### THE PROBLEM
From the entries below, tally how many lines contain "data" and report only that figure.

+++

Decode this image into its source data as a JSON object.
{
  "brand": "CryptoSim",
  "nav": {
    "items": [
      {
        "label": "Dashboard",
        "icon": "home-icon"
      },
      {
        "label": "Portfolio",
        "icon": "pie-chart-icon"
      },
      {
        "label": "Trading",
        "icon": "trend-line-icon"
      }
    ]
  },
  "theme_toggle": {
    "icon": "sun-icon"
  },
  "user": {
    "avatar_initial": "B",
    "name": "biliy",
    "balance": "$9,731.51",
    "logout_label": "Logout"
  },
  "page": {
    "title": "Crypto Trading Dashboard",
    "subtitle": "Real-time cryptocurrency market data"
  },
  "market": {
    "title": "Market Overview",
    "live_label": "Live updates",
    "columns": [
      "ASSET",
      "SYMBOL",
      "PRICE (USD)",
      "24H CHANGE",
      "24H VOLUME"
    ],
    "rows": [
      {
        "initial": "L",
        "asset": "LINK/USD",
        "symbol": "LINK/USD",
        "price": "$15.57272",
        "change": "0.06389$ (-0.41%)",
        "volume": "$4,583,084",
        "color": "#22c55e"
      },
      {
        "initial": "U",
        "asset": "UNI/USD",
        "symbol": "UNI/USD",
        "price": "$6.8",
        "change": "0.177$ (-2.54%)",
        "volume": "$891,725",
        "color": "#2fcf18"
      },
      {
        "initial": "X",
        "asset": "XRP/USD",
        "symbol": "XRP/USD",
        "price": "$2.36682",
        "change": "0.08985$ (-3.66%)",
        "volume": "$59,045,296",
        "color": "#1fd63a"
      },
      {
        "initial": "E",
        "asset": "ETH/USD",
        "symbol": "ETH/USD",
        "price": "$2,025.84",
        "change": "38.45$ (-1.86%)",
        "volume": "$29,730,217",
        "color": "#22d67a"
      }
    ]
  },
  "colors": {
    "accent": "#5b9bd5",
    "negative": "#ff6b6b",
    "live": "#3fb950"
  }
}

+++

### FINAL RESULT
2